▶ INFORMATION SUPPLIED
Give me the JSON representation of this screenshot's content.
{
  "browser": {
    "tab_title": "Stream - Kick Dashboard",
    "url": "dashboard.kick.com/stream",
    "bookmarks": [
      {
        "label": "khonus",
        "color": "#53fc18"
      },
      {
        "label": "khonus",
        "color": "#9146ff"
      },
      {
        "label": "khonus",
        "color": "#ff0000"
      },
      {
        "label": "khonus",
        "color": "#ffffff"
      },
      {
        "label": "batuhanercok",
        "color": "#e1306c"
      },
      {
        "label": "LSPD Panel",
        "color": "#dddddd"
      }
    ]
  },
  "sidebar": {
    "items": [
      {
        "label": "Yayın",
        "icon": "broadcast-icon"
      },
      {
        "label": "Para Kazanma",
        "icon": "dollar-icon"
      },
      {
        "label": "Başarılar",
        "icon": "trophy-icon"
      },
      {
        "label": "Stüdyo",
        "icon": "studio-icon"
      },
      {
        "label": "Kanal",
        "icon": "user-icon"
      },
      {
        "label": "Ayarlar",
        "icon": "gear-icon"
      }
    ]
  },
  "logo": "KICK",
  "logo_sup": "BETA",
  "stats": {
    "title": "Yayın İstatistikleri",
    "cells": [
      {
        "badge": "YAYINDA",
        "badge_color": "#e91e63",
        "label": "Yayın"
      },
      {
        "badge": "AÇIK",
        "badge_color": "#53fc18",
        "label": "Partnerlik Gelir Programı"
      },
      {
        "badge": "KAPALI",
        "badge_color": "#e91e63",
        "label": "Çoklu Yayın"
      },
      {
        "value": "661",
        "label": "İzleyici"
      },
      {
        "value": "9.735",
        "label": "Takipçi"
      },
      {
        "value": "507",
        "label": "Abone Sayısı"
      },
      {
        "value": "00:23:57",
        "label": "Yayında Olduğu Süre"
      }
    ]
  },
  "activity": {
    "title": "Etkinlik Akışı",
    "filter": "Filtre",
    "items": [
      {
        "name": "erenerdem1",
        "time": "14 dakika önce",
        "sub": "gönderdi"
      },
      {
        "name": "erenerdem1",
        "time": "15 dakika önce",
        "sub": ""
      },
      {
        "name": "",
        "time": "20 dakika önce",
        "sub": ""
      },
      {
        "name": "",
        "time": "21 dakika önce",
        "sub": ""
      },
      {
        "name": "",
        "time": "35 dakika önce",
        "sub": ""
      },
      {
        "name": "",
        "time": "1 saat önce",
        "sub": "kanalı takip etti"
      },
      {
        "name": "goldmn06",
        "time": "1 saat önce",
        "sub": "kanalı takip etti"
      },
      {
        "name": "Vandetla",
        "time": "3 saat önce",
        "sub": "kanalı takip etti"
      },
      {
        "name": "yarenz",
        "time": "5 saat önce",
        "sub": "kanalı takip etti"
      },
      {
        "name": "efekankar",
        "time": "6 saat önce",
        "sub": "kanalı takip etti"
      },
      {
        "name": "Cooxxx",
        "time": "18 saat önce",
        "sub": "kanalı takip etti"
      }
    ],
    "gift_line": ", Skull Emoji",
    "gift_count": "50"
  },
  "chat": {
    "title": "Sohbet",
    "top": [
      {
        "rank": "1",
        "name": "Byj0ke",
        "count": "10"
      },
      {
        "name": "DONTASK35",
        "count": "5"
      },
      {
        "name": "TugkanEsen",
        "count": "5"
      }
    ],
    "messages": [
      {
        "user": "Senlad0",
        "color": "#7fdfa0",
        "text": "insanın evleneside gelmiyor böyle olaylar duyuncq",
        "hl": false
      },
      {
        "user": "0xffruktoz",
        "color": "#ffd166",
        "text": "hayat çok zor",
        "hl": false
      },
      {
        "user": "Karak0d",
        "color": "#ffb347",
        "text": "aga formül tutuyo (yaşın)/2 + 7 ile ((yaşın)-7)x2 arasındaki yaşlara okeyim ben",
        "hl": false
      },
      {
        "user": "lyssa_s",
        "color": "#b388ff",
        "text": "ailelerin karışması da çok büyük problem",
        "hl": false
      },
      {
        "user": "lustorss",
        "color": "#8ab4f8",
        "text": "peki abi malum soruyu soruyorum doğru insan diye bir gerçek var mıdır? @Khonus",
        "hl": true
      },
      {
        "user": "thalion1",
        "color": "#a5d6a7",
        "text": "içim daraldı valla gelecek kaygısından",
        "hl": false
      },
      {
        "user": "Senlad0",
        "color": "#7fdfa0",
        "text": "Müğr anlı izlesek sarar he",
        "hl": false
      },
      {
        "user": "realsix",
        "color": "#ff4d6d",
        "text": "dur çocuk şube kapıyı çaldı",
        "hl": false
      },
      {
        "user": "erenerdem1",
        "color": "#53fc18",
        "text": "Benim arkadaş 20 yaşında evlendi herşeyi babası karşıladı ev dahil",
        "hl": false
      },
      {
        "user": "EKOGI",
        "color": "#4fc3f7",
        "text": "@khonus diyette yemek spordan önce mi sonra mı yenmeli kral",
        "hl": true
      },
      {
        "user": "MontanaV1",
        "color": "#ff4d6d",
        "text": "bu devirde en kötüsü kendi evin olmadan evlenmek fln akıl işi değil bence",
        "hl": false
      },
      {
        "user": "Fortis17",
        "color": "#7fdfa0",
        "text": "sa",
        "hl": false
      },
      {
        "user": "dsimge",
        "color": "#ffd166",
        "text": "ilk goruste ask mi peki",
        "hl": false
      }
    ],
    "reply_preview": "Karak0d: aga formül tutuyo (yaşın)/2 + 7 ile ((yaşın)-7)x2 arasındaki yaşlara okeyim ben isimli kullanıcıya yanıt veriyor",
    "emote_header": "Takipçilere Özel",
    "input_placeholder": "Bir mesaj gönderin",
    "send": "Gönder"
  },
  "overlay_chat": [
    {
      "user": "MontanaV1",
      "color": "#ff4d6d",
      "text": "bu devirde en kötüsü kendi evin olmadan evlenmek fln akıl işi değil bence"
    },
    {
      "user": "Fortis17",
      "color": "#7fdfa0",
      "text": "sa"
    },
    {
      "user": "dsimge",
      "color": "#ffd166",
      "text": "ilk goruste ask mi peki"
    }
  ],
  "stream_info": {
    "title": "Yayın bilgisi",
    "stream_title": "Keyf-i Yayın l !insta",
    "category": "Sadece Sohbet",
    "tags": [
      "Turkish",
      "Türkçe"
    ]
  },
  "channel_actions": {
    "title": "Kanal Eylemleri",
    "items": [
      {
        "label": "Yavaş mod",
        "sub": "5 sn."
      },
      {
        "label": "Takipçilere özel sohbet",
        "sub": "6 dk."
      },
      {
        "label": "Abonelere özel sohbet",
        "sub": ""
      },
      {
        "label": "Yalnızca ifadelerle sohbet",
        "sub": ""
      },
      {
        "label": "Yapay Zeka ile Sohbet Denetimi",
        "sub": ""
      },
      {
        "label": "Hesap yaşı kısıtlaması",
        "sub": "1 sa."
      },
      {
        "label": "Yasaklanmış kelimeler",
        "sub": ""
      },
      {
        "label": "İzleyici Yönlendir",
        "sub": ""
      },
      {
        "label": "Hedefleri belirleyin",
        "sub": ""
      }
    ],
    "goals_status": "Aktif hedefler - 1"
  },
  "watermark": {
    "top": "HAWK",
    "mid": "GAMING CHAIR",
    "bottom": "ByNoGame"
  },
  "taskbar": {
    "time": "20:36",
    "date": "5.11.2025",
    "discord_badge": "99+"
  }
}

▶ AIM
Everything in the listing above should be restated exactly.

▶ THE ANSWER
Give me the JSON representation of this screenshot's content.
{
  "browser": {
    "tab_title": "Stream - Kick Dashboard",
    "url": "dashboard.kick.com/stream",
    "bookmarks": [
      {
        "label": "khonus",
        "color": "#53fc18"
      },
      {
        "label": "khonus",
        "color": "#9146ff"
      },
      {
        "label": "khonus",
        "color": "#ff0000"
      },
      {
        "label": "khonus",
        "color": "#ffffff"
      },
      {
        "label": "batuhanercok",
        "color": "#e1306c"
      },
      {
        "label": "LSPD Panel",
        "color": "#dddddd"
      }
    ]
  },
  "sidebar": {
    "items": [
      {
        "label": "Yayın",
        "icon": "broadcast-icon"
      },
      {
        "label": "Para Kazanma",
        "icon": "dollar-icon"
      },
      {
        "label": "Başarılar",
        "icon": "trophy-icon"
      },
      {
        "label": "Stüdyo",
        "icon": "studio-icon"
      },
      {
        "label": "Kanal",
        "icon": "user-icon"
      },
      {
        "label": "Ayarlar",
        "icon": "gear-icon"
      }
    ]
  },
  "logo": "KICK",
  "logo_sup": "BETA",
  "stats": {
    "title": "Yayın İstatistikleri",
    "cells": [
      {
        "badge": "YAYINDA",
        "badge_color": "#e91e63",
        "label": "Yayın"
      },
      {
        "badge": "AÇIK",
        "badge_color": "#53fc18",
        "label": "Partnerlik Gelir Programı"
      },
      {
        "badge": "KAPALI",
        "badge_color": "#e91e63",
        "label": "Çoklu Yayın"
      },
      {
        "value": "661",
        "label": "İzleyici"
      },
      {
        "value": "9.735",
        "label": "Takipçi"
      },
      {
        "value": "507",
        "label": "Abone Sayısı"
      },
      {
        "value": "00:23:57",
        "label": "Yayında Olduğu Süre"
      }
    ]
  },
  "activity": {
    "title": "Etkinlik Akışı",
    "filter": "Filtre",
    "items": [
      {
        "name": "erenerdem1",
        "time": "14 dakika önce",
        "sub": "gönderdi"
      },
      {
        "name": "erenerdem1",
        "time": "15 dakika önce",
        "sub": ""
      },
      {
        "name": "",
        "time": "20 dakika önce",
        "sub": ""
      },
      {
        "name": "",
        "time": "21 dakika önce",
        "sub": ""
      },
      {
        "name": "",
        "time": "35 dakika önce",
        "sub": ""
      },
      {
        "name": "",
        "time": "1 saat önce",
        "sub": "kanalı takip etti"
      },
      {
        "name": "goldmn06",
        "time": "1 saat önce",
        "sub": "kanalı takip etti"
      },
      {
        "name": "Vandetla",
        "time": "3 saat önce",
        "sub": "kanalı takip etti"
      },
      {
        "name": "yarenz",
        "time": "5 saat önce",
        "sub": "kanalı takip etti"
      },
      {
        "name": "efekankar",
        "time": "6 saat önce",
        "sub": "kanalı takip etti"
      },
      {
        "name": "Cooxxx",
        "time": "18 saat önce",
        "sub": "kanalı takip etti"
      }
    ],
    "gift_line": ", Skull Emoji",
    "gift_count": "50"
  },
  "chat": {
    "title": "Sohbet",
    "top": [
      {
        "rank": "1",
        "name": "Byj0ke",
        "count": "10"
      },
      {
        "name": "DONTASK35",
        "count": "5"
      },
      {
        "name": "TugkanEsen",
        "count": "5"
      }
    ],
    "messages": [
      {
        "user": "Senlad0",
        "color": "#7fdfa0",
        "text": "insanın evleneside gelmiyor böyle olaylar duyuncq",
        "hl": false
      },
      {
        "user": "0xffruktoz",
        "color": "#ffd166",
        "text": "hayat çok zor",
        "hl": false
      },
      {
        "user": "Karak0d",
        "color": "#ffb347",
        "text": "aga formül tutuyo (yaşın)/2 + 7 ile ((yaşın)-7)x2 arasındaki yaşlara okeyim ben",
        "hl": false
      },
      {
        "user": "lyssa_s",
        "color": "#b388ff",
        "text": "ailelerin karışması da çok büyük problem",
        "hl": false
      },
      {
        "user": "lustorss",
        "color": "#8ab4f8",
        "text": "peki abi malum soruyu soruyorum doğru insan diye bir gerçek var mıdır? @Khonus",
        "hl": true
      },
      {
        "user": "thalion1",
        "color": "#a5d6a7",
        "text": "içim daraldı valla gelecek kaygısından",
        "hl": false
      },
      {
        "user": "Senlad0",
        "color": "#7fdfa0",
        "text": "Müğr anlı izlesek sarar he",
        "hl": false
      },
      {
        "user": "realsix",
        "color": "#ff4d6d",
        "text": "dur çocuk şube kapıyı çaldı",
        "hl": false
      },
      {
        "user": "erenerdem1",
        "color": "#53fc18",
        "text": "Benim arkadaş 20 yaşında evlendi herşeyi babası karşıladı ev dahil",
        "hl": false
      },
      {
        "user": "EKOGI",
        "color": "#4fc3f7",
        "text": "@khonus diyette yemek spordan önce mi sonra mı yenmeli kral",
        "hl": true
      },
      {
        "user": "MontanaV1",
        "color": "#ff4d6d",
        "text": "bu devirde en kötüsü kendi evin olmadan evlenmek fln akıl işi değil bence",
        "hl": false
      },
      {
        "user": "Fortis17",
        "color": "#7fdfa0",
        "text": "sa",
        "hl": false
      },
      {
        "user": "dsimge",
        "color": "#ffd166",
        "text": "ilk goruste ask mi peki",
        "hl": false
      }
    ],
    "reply_preview": "Karak0d: aga formül tutuyo (yaşın)/2 + 7 ile ((yaşın)-7)x2 arasındaki yaşlara okeyim ben isimli kullanıcıya yanıt veriyor",
    "emote_header": "Takipçilere Özel",
    "input_placeholder": "Bir mesaj gönderin",
    "send": "Gönder"
  },
  "overlay_chat": [
    {
      "user": "MontanaV1",
      "color": "#ff4d6d",
      "text": "bu devirde en kötüsü kendi evin olmadan evlenmek fln akıl işi değil bence"
    },
    {
      "user": "Fortis17",
      "color": "#7fdfa0",
      "text": "sa"
    },
    {
      "user": "dsimge",
      "color": "#ffd166",
      "text": "ilk goruste ask mi peki"
    }
  ],
  "stream_info": {
    "title": "Yayın bilgisi",
    "stream_title": "Keyf-i Yayın l !insta",
    "category": "Sadece Sohbet",
    "tags": [
      "Turkish",
      "Türkçe"
    ]
  },
  "channel_actions": {
    "title": "Kanal Eylemleri",
    "items": [
      {
        "label": "Yavaş mod",
        "sub": "5 sn."
      },
      {
        "label": "Takipçilere özel sohbet",
        "sub": "6 dk."
      },
      {
        "label": "Abonelere özel sohbet",
        "sub": ""
      },
      {
        "label": "Yalnızca ifadelerle sohbet",
        "sub": ""
      },
      {
        "label": "Yapay Zeka ile Sohbet Denetimi",
        "sub": ""
      },
      {
        "label": "Hesap yaşı kısıtlaması",
        "sub": "1 sa."
      },
      {
        "label": "Yasaklanmış kelimeler",
        "sub": ""
      },
      {
        "label": "İzleyici Yönlendir",
        "sub": ""
      },
      {
        "label": "Hedefleri belirleyin",
        "sub": ""
      }
    ],
    "goals_status": "Aktif hedefler - 1"
  },
  "watermark": {
    "top": "HAWK",
    "mid": "GAMING CHAIR",
    "bottom": "ByNoGame"
  },
  "taskbar": {
    "time": "20:36",
    "date": "5.11.2025",
    "discord_badge": "99+"
  }
}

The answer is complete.